● DATA FOR THE TASK:
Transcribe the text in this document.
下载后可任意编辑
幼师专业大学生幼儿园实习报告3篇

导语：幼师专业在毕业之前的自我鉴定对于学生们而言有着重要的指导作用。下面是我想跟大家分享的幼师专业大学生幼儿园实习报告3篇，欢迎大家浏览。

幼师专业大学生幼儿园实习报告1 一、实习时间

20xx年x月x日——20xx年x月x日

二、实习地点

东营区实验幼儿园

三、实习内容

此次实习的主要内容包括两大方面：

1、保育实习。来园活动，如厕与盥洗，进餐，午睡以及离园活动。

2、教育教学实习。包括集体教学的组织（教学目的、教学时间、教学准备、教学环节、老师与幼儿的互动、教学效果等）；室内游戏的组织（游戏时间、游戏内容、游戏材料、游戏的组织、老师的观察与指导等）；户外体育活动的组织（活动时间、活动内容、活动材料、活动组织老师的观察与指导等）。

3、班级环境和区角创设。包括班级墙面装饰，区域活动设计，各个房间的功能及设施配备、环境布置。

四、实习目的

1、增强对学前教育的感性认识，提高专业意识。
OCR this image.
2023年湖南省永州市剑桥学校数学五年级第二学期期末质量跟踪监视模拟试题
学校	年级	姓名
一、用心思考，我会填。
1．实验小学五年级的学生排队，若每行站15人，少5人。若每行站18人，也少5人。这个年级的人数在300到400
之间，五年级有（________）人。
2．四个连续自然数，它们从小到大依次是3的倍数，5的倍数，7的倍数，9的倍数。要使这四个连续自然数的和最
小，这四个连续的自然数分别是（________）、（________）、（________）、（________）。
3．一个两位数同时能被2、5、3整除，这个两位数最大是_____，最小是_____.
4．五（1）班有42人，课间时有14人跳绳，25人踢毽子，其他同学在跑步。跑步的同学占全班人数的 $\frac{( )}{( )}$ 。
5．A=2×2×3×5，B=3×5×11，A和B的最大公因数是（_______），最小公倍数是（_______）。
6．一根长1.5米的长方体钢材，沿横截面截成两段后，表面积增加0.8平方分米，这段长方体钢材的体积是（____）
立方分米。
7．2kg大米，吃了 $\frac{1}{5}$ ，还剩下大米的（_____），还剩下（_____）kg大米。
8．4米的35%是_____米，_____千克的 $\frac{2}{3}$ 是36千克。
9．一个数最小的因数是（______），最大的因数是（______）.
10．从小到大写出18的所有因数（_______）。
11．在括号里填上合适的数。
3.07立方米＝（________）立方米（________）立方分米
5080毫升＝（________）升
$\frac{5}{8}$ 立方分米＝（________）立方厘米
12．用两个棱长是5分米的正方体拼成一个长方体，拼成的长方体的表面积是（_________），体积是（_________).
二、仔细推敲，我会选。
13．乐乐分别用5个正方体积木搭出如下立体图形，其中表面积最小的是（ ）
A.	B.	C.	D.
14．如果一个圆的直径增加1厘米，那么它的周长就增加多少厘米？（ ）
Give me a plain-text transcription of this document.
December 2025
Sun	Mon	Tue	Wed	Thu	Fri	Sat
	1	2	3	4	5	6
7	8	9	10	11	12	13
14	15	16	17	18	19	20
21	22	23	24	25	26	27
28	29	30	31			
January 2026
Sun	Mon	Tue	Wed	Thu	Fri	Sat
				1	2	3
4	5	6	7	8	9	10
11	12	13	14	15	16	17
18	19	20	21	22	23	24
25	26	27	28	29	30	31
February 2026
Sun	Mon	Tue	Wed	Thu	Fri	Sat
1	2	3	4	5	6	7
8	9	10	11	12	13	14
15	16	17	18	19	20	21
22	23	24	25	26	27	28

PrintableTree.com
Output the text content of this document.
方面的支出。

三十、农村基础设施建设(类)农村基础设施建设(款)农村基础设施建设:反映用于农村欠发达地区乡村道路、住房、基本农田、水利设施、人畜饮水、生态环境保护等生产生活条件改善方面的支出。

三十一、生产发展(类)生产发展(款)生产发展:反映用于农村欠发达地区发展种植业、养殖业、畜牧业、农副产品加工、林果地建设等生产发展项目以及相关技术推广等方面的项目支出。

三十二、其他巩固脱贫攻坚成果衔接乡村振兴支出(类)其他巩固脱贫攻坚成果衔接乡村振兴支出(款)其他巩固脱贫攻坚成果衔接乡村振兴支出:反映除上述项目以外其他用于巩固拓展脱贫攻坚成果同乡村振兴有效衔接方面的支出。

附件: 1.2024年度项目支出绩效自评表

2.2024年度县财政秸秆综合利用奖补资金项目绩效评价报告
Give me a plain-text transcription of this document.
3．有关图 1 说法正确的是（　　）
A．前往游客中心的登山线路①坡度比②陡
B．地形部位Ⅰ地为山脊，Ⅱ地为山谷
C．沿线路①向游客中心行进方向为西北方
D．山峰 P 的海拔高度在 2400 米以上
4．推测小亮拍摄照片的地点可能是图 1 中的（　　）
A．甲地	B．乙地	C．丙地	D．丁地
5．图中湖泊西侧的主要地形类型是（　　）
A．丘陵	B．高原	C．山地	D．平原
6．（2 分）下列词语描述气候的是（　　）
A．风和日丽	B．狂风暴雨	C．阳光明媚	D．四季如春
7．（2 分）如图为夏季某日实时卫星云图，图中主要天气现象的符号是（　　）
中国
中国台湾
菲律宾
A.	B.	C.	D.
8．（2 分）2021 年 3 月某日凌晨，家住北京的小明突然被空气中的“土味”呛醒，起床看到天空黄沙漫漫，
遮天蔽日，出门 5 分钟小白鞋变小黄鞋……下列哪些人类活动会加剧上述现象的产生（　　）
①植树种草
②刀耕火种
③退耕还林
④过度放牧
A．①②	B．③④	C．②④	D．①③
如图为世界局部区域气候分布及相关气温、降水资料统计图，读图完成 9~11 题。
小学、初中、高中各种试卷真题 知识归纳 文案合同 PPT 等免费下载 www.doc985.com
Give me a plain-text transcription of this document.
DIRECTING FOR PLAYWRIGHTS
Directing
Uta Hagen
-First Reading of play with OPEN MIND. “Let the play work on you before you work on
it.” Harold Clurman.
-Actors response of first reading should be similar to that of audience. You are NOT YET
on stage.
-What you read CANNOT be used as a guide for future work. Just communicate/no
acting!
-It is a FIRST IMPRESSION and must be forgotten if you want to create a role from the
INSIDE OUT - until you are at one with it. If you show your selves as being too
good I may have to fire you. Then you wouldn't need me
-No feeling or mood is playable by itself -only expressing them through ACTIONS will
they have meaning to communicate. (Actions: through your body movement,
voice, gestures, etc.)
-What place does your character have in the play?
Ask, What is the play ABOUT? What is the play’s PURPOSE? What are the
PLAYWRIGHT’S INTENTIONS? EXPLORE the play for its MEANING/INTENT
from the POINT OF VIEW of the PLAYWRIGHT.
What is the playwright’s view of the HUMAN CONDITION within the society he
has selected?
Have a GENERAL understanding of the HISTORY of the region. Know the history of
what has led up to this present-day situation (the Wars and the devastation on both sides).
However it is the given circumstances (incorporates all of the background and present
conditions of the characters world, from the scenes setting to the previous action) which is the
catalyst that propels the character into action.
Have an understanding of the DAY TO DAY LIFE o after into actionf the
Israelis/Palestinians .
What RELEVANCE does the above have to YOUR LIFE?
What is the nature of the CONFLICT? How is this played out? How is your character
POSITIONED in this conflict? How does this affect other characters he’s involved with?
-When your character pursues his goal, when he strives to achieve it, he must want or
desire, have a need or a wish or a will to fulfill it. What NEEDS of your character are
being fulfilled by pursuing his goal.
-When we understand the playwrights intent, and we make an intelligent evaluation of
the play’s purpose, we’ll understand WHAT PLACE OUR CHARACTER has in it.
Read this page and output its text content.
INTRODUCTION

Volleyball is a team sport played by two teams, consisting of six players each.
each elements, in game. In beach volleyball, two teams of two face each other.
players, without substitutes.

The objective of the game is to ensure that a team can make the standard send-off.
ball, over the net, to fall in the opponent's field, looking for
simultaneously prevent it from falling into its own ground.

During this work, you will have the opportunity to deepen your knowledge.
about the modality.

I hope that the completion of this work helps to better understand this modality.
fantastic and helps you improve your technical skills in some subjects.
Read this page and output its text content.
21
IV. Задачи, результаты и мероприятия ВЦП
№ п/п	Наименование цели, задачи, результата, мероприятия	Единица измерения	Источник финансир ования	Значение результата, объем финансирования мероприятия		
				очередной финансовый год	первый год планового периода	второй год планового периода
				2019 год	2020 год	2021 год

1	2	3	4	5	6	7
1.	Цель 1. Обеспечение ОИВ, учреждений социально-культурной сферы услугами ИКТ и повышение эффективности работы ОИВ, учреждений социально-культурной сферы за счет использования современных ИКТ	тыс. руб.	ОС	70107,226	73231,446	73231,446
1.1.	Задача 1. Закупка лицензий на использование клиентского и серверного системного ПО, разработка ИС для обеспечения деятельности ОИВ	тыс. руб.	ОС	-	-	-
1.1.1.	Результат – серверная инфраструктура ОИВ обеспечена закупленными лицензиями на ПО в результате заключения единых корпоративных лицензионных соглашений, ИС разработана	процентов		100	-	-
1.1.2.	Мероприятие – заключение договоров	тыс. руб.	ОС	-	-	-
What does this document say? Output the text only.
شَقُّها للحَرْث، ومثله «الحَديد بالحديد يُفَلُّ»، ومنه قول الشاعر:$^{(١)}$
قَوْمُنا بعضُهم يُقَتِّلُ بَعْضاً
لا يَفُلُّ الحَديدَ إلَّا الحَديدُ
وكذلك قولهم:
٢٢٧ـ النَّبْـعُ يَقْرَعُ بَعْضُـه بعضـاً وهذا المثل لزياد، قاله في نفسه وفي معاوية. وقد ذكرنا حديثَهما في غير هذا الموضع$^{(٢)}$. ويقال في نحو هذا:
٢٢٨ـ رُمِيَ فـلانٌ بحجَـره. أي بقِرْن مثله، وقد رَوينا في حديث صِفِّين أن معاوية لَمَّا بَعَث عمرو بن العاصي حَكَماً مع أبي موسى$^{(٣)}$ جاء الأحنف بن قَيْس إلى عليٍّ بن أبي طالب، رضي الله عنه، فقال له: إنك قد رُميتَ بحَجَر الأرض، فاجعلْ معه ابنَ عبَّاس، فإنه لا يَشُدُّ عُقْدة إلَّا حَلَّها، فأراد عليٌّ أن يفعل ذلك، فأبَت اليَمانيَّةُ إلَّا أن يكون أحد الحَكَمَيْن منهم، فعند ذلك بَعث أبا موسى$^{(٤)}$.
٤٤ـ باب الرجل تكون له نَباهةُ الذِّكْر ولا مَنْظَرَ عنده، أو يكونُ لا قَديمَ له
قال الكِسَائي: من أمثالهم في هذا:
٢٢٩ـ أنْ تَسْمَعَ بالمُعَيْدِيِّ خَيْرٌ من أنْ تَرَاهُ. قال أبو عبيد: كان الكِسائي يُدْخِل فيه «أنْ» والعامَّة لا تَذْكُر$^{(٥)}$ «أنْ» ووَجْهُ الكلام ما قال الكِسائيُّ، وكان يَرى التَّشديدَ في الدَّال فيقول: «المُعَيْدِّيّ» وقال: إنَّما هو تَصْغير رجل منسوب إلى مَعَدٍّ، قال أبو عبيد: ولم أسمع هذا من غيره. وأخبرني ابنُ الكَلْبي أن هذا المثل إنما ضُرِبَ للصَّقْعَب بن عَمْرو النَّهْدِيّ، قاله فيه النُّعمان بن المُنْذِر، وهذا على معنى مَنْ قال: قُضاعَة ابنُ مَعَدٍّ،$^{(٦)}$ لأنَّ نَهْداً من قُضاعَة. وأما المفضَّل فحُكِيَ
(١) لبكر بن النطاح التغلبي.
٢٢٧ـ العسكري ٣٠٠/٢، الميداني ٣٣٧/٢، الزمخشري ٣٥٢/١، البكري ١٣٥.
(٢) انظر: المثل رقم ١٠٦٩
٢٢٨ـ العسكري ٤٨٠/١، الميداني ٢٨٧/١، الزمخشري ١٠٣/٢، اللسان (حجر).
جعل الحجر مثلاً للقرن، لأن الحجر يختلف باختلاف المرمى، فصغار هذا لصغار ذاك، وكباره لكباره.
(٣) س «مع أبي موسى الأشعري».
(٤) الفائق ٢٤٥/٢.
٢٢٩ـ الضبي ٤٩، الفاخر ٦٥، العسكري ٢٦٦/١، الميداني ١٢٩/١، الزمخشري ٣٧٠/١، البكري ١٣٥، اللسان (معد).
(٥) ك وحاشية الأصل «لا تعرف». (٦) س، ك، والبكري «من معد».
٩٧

● PROBLEM STATEMENT:
Identify every line above that includes the word "does", and show those lines.

● RESULT:
-What place does your character have in the play?
What RELEVANCE does the above have to YOUR LIFE?
POSITIONED in this conflict? How does this affect other characters he’s involved with?
What does this document say? Output the text only.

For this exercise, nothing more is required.